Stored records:

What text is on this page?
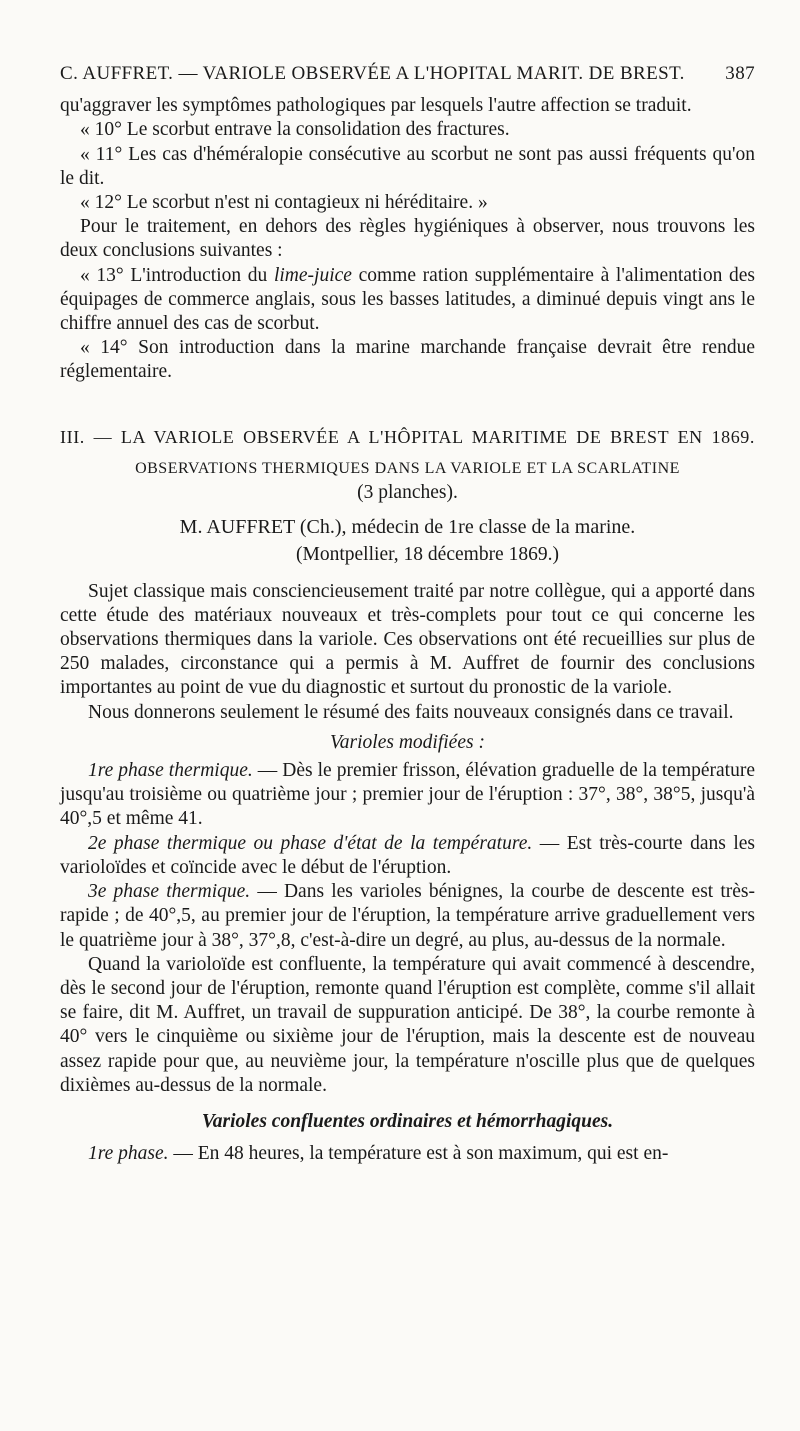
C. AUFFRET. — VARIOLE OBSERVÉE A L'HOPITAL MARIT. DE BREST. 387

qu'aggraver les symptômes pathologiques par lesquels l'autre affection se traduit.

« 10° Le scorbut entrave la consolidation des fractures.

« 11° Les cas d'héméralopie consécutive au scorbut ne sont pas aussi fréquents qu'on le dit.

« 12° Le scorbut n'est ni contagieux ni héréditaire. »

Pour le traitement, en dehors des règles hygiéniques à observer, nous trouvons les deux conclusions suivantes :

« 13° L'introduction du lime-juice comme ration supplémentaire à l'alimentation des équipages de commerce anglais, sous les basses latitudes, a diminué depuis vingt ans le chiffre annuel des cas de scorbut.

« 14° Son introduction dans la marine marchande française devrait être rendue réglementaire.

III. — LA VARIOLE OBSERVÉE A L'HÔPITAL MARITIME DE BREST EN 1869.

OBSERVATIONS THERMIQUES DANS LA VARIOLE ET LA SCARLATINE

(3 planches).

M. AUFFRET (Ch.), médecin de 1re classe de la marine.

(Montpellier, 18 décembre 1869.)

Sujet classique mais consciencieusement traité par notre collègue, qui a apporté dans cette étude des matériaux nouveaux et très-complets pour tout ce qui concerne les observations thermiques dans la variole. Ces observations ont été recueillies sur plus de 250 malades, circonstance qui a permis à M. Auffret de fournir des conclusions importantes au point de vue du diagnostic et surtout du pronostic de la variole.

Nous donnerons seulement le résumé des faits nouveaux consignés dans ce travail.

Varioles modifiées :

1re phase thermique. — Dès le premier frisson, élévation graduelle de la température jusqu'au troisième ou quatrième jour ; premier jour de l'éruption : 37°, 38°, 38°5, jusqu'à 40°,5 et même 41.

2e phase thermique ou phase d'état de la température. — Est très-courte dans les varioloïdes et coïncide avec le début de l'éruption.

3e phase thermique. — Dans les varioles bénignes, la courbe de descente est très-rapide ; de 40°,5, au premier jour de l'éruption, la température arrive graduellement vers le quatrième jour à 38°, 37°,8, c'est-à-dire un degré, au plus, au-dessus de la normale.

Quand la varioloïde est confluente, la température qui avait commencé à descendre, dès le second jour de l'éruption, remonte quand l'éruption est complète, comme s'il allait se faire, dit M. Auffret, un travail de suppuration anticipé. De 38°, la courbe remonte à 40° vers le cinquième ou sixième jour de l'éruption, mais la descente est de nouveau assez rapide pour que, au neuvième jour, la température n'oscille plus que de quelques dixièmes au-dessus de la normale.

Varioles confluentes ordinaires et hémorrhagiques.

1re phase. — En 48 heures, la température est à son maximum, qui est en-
---
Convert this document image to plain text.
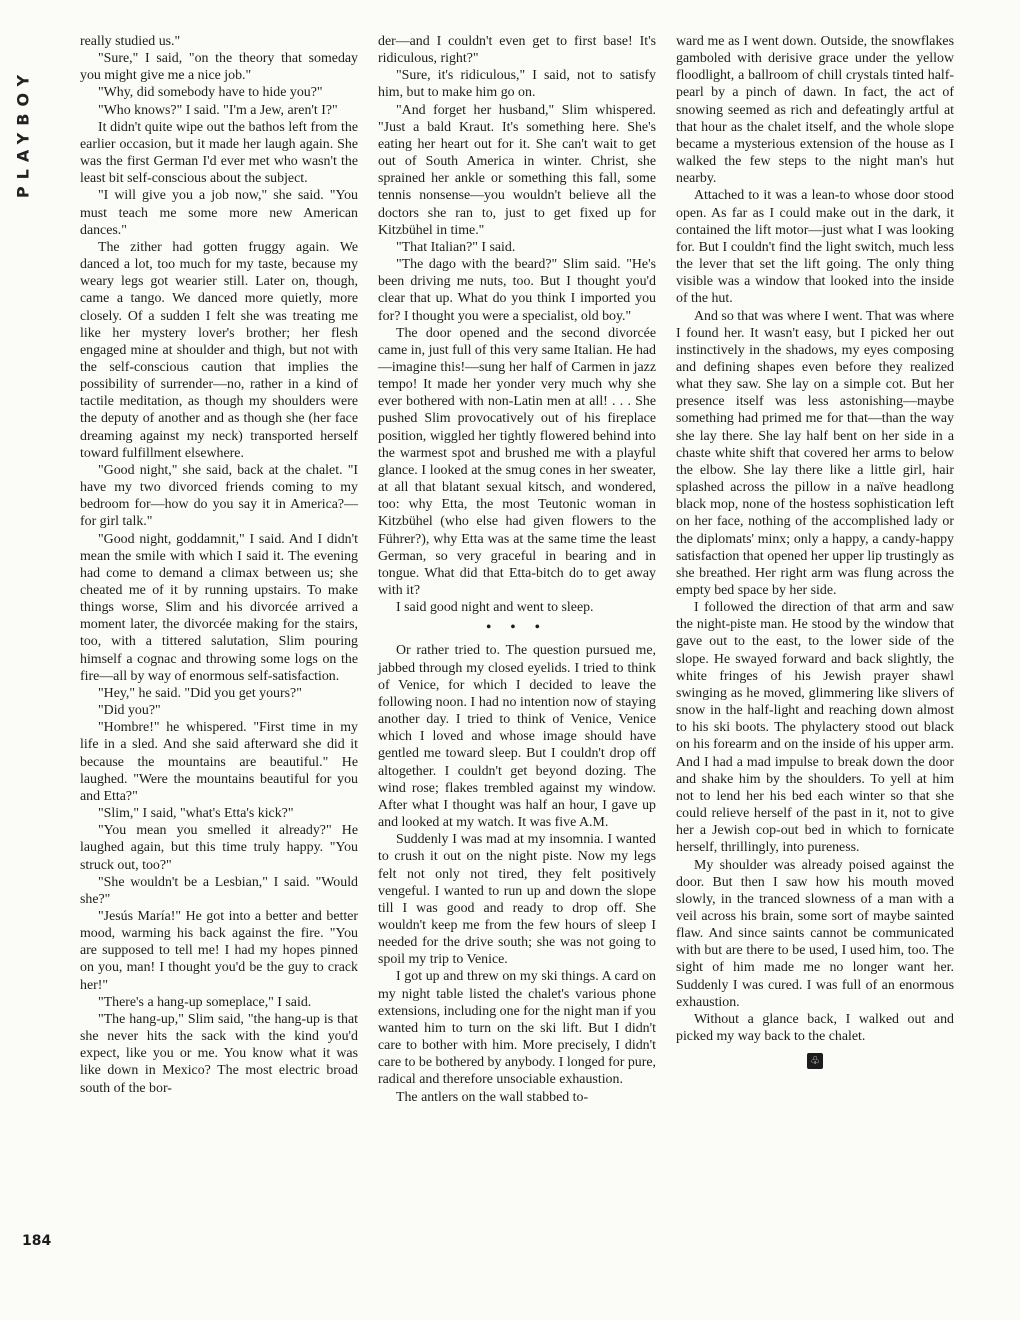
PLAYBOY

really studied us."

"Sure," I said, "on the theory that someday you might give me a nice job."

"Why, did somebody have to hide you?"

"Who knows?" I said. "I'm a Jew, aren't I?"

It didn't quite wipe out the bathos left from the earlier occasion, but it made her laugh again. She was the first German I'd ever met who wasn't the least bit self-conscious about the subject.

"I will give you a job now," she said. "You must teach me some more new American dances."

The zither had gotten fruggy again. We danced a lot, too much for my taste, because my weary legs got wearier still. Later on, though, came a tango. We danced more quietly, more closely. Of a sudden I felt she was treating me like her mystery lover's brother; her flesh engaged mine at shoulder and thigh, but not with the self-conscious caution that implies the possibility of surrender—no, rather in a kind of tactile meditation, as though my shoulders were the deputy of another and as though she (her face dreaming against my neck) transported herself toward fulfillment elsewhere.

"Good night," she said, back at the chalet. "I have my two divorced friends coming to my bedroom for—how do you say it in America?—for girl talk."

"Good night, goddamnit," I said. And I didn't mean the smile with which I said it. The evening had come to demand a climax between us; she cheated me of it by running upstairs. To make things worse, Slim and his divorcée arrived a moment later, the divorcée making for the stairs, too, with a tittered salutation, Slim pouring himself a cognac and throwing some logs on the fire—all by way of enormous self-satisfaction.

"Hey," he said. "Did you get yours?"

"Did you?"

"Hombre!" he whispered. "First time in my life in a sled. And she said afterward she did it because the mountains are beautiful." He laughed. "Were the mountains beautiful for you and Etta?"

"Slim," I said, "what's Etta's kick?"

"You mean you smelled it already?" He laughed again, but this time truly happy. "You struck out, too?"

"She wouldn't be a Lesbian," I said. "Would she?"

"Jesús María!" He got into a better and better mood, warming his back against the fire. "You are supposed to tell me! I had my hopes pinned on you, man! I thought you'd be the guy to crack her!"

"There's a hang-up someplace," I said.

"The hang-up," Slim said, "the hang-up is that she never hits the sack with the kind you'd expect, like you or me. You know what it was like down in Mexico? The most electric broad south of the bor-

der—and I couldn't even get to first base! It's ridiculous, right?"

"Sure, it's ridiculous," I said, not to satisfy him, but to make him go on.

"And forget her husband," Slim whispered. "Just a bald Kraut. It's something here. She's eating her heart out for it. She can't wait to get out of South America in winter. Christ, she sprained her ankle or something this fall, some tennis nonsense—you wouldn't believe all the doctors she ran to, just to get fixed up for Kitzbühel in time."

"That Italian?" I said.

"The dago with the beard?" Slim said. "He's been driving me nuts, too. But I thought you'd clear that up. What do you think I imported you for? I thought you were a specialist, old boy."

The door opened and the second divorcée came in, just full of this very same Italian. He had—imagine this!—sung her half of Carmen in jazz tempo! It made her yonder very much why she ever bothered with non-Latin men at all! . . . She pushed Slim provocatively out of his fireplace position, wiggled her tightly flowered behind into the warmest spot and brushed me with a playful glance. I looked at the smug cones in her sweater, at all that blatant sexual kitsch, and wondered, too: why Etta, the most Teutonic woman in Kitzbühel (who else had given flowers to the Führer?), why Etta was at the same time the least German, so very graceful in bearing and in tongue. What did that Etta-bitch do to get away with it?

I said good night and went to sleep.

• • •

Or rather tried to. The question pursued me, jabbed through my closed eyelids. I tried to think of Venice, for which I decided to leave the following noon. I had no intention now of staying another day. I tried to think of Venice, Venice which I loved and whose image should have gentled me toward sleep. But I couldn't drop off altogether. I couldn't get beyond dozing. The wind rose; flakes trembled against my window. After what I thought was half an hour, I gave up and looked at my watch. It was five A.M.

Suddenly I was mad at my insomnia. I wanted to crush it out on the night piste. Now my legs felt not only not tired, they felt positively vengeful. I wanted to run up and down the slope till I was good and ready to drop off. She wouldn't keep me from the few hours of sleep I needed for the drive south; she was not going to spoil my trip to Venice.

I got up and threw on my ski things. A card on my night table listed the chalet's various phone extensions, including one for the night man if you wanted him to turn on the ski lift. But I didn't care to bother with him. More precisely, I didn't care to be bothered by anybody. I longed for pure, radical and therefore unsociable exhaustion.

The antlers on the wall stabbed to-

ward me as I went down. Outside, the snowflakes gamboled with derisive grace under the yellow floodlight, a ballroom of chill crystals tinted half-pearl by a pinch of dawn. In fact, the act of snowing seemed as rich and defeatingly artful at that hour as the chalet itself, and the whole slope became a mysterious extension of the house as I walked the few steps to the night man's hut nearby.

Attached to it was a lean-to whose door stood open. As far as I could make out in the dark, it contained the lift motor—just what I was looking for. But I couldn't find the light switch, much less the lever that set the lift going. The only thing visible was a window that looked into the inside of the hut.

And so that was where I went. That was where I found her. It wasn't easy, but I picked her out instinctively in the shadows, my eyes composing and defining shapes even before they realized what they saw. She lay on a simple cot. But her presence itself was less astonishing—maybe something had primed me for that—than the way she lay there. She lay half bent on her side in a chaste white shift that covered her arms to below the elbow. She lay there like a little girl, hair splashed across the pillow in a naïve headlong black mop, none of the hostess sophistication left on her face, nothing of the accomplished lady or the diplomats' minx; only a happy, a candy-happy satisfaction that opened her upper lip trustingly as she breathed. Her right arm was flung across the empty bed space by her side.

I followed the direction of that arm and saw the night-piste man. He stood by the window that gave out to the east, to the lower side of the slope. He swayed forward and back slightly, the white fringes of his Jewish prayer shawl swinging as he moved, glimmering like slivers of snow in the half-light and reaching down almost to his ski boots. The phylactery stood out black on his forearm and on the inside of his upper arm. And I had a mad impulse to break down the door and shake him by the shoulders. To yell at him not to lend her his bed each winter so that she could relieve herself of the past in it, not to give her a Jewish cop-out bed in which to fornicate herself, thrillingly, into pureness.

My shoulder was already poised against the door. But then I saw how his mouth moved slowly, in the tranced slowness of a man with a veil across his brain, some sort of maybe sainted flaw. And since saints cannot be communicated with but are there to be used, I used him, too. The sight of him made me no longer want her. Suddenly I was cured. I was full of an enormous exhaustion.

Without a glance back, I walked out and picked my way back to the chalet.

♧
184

● **Set exercise**: Count how many lines above carry the word "think". Only the number is required.

● **Result of the exercise**: 2